Stored items from a collection
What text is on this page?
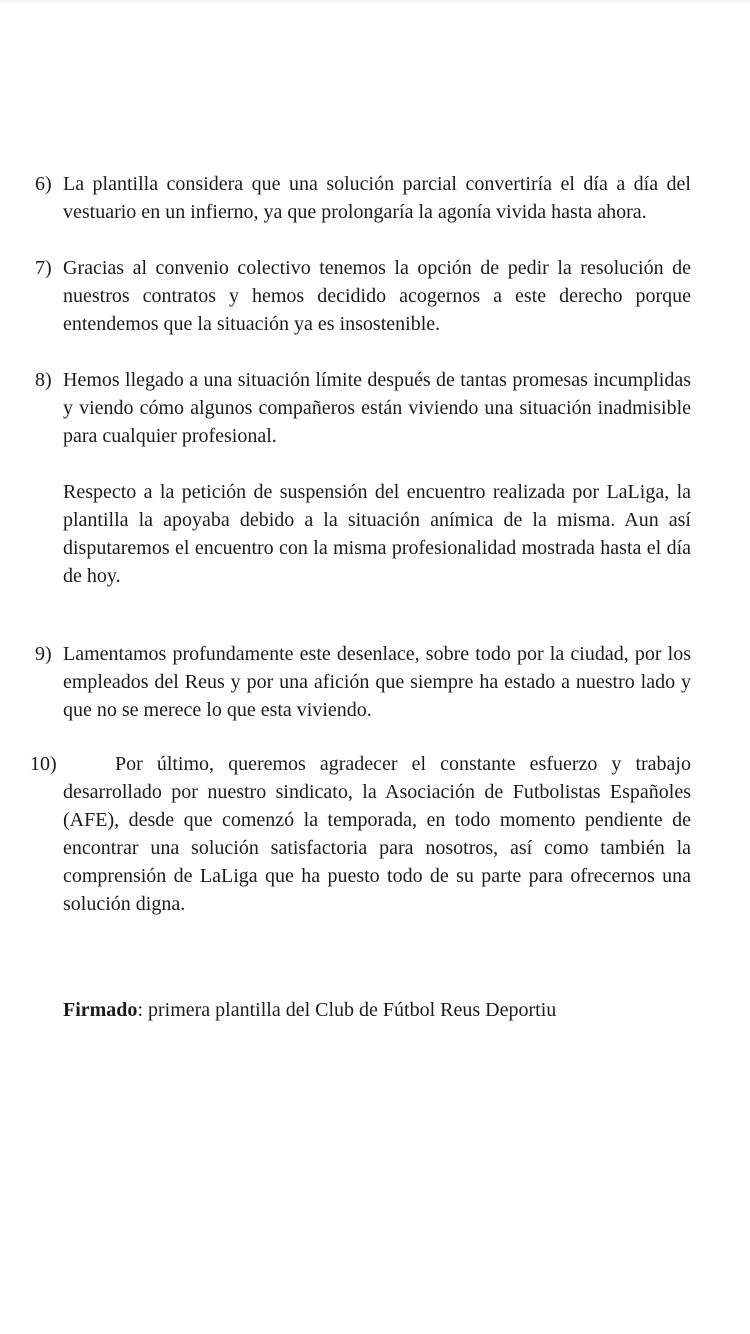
6) La plantilla considera que una solución parcial convertiría el día a día del vestuario en un infierno, ya que prolongaría la agonía vivida hasta ahora.

7) Gracias al convenio colectivo tenemos la opción de pedir la resolución de nuestros contratos y hemos decidido acogernos a este derecho porque entendemos que la situación ya es insostenible.

8) Hemos llegado a una situación límite después de tantas promesas incumplidas y viendo cómo algunos compañeros están viviendo una situación inadmisible para cualquier profesional.

Respecto a la petición de suspensión del encuentro realizada por LaLiga, la plantilla la apoyaba debido a la situación anímica de la misma. Aun así disputaremos el encuentro con la misma profesionalidad mostrada hasta el día de hoy.

9) Lamentamos profundamente este desenlace, sobre todo por la ciudad, por los empleados del Reus y por una afición que siempre ha estado a nuestro lado y que no se merece lo que esta viviendo.

10)	Por último, queremos agradecer el constante esfuerzo y trabajo desarrollado por nuestro sindicato, la Asociación de Futbolistas Españoles (AFE), desde que comenzó la temporada, en todo momento pendiente de encontrar una solución satisfactoria para nosotros, así como también la comprensión de LaLiga que ha puesto todo de su parte para ofrecernos una solución digna.

Firmado: primera plantilla del Club de Fútbol Reus Deportiu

THE TASK: Write out all the entries exactly, except for the pictures.

WRITTEN REPLY:
What text is on this page?
6) La plantilla considera que una solución parcial convertiría el día a día del vestuario en un infierno, ya que prolongaría la agonía vivida hasta ahora.

7) Gracias al convenio colectivo tenemos la opción de pedir la resolución de nuestros contratos y hemos decidido acogernos a este derecho porque entendemos que la situación ya es insostenible.

8) Hemos llegado a una situación límite después de tantas promesas incumplidas y viendo cómo algunos compañeros están viviendo una situación inadmisible para cualquier profesional.

Respecto a la petición de suspensión del encuentro realizada por LaLiga, la plantilla la apoyaba debido a la situación anímica de la misma. Aun así disputaremos el encuentro con la misma profesionalidad mostrada hasta el día de hoy.

9) Lamentamos profundamente este desenlace, sobre todo por la ciudad, por los empleados del Reus y por una afición que siempre ha estado a nuestro lado y que no se merece lo que esta viviendo.

10)	Por último, queremos agradecer el constante esfuerzo y trabajo desarrollado por nuestro sindicato, la Asociación de Futbolistas Españoles (AFE), desde que comenzó la temporada, en todo momento pendiente de encontrar una solución satisfactoria para nosotros, así como también la comprensión de LaLiga que ha puesto todo de su parte para ofrecernos una solución digna.

Firmado: primera plantilla del Club de Fútbol Reus Deportiu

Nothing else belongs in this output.